▶ **CHALLENGE**
Convert every line of the records below into a JSON list of strings, with one string per line and blank lines omitted.

(Unprocessed records)
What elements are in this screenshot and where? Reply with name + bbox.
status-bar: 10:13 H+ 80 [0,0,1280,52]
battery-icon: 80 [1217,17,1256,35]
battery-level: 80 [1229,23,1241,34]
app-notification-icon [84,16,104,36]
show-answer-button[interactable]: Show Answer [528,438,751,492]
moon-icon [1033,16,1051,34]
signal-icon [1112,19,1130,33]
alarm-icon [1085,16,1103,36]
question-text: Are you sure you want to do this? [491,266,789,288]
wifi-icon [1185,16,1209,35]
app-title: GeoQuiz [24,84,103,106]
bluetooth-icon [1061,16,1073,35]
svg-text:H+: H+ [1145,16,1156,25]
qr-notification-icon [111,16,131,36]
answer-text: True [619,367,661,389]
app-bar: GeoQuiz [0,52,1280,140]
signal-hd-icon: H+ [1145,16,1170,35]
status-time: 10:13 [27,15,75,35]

▶ **ANSWER TO THE PROBLEM**
[
  "What elements are in this screenshot and where? Reply with name + bbox.",
  "status-bar: 10:13 H+ 80 [0,0,1280,52]",
  "battery-icon: 80 [1217,17,1256,35]",
  "battery-level: 80 [1229,23,1241,34]",
  "app-notification-icon [84,16,104,36]",
  "show-answer-button[interactable]: Show Answer [528,438,751,492]",
  "moon-icon [1033,16,1051,34]",
  "signal-icon [1112,19,1130,33]",
  "alarm-icon [1085,16,1103,36]",
  "question-text: Are you sure you want to do this? [491,266,789,288]",
  "wifi-icon [1185,16,1209,35]",
  "app-title: GeoQuiz [24,84,103,106]",
  "bluetooth-icon [1061,16,1073,35]",
  "svg-text:H+: H+ [1145,16,1156,25]",
  "qr-notification-icon [111,16,131,36]",
  "answer-text: True [619,367,661,389]",
  "app-bar: GeoQuiz [0,52,1280,140]",
  "signal-hd-icon: H+ [1145,16,1170,35]",
  "status-time: 10:13 [27,15,75,35]"
]